- _Aim of the task_
Reproduce the passage on the 1970 film Cleopatra word for word, from its title line through its last line.

Cleopatra (1970)

Cleopatra

Osamu Tezuka’s follow-up to the hugely ambitious A Thousand and One Nights (1969) was the second “Animerama” feature from his studio Mushi Productions: Cleopatra (1970). If anything, it was even more ambitious than its predecessor. It’s another adult animated epic, but this time told with even more anachronisms and bizarre humor – including a non sequitur cameo from Tezuka’s most famous creation, Astro-Boy. It feels like a movie that Tezuka made for himself, which both recommends it and acts as a warning. Cleopatra isn’t a triumph, and it left Japanese and American audiences bemused. Instead it’s best understood as a look inside Tezuka’s sketchbook, a series of doodles that touch upon the history of Cleopatra but include digressions into science fiction, broad (and often tasteless) comedy, many homages to his influences and interests, whiplash stylistic breaks, and blunt sexuality. Tezuka’s Mushi Productions, already flailing, took a big hit with the film’s commercial failure. The third film in the Animerama series, Belladonna of Sadness (1973), would be released on a shoestring budget and without Tezuka’s direct involvement (it would be solely directed by Eiichi Yamamoto, who co-directed Cleopatra and A Thousand and One Nights with Tezuka). There was still a future for adult animation in Japan – in fact, it would thrive there while never quite catching on in the United States – but it wouldn’t follow the eccentric model presented in the late 60’s and early 70’s by one of their most influential creators of manga and anime.

From the science fiction prologue, a parodically crude combination of live action and animation.

From the science fiction prologue, a parodically crude combination of live action and animation.

- _Information provided_

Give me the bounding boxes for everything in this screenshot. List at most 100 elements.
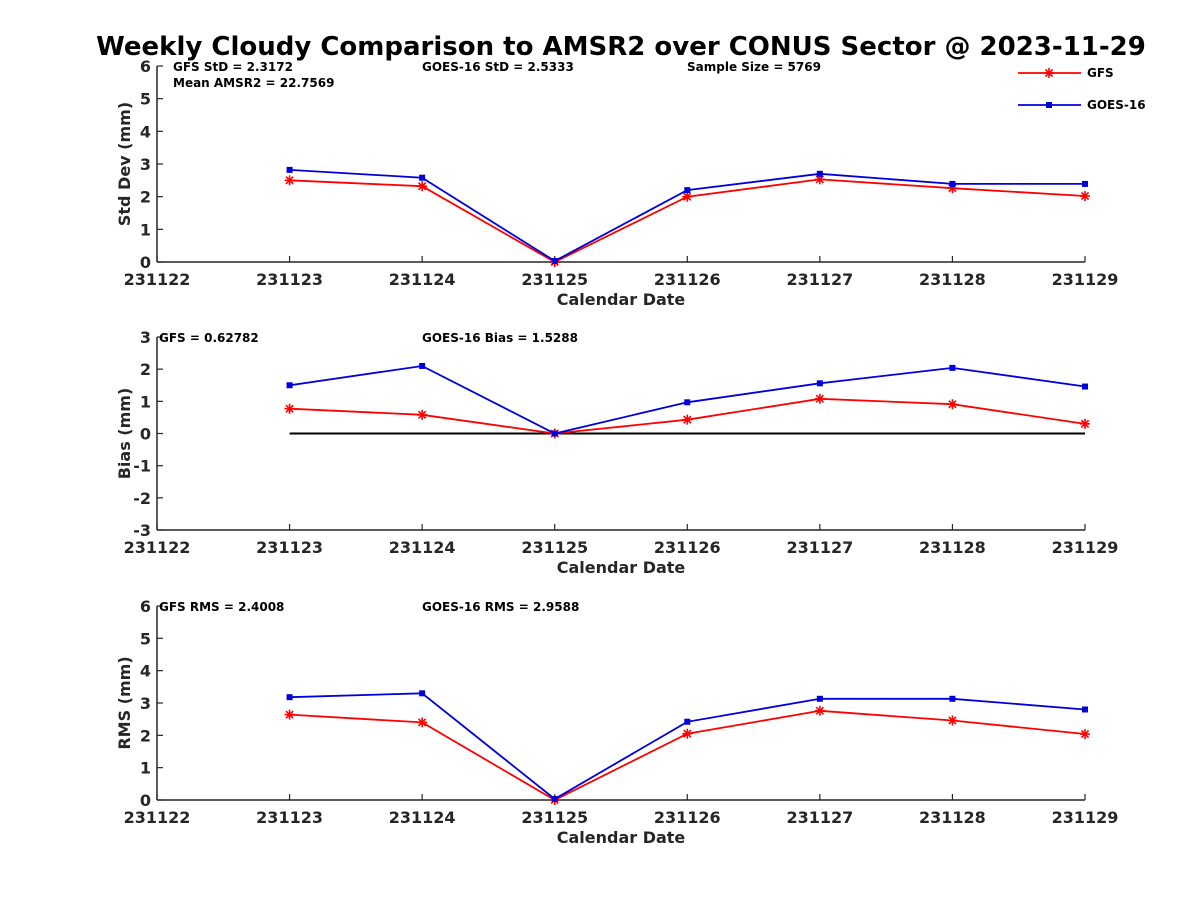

- _Final result_
Cleopatra (1970)

Cleopatra

Osamu Tezuka’s follow-up to the hugely ambitious A Thousand and One Nights (1969) was the second “Animerama” feature from his studio Mushi Productions: Cleopatra (1970). If anything, it was even more ambitious than its predecessor. It’s another adult animated epic, but this time told with even more anachronisms and bizarre humor – including a non sequitur cameo from Tezuka’s most famous creation, Astro-Boy. It feels like a movie that Tezuka made for himself, which both recommends it and acts as a warning. Cleopatra isn’t a triumph, and it left Japanese and American audiences bemused. Instead it’s best understood as a look inside Tezuka’s sketchbook, a series of doodles that touch upon the history of Cleopatra but include digressions into science fiction, broad (and often tasteless) comedy, many homages to his influences and interests, whiplash stylistic breaks, and blunt sexuality. Tezuka’s Mushi Productions, already flailing, took a big hit with the film’s commercial failure. The third film in the Animerama series, Belladonna of Sadness (1973), would be released on a shoestring budget and without Tezuka’s direct involvement (it would be solely directed by Eiichi Yamamoto, who co-directed Cleopatra and A Thousand and One Nights with Tezuka). There was still a future for adult animation in Japan – in fact, it would thrive there while never quite catching on in the United States – but it wouldn’t follow the eccentric model presented in the late 60’s and early 70’s by one of their most influential creators of manga and anime.

From the science fiction prologue, a parodically crude combination of live action and animation.

From the science fiction prologue, a parodically crude combination of live action and animation.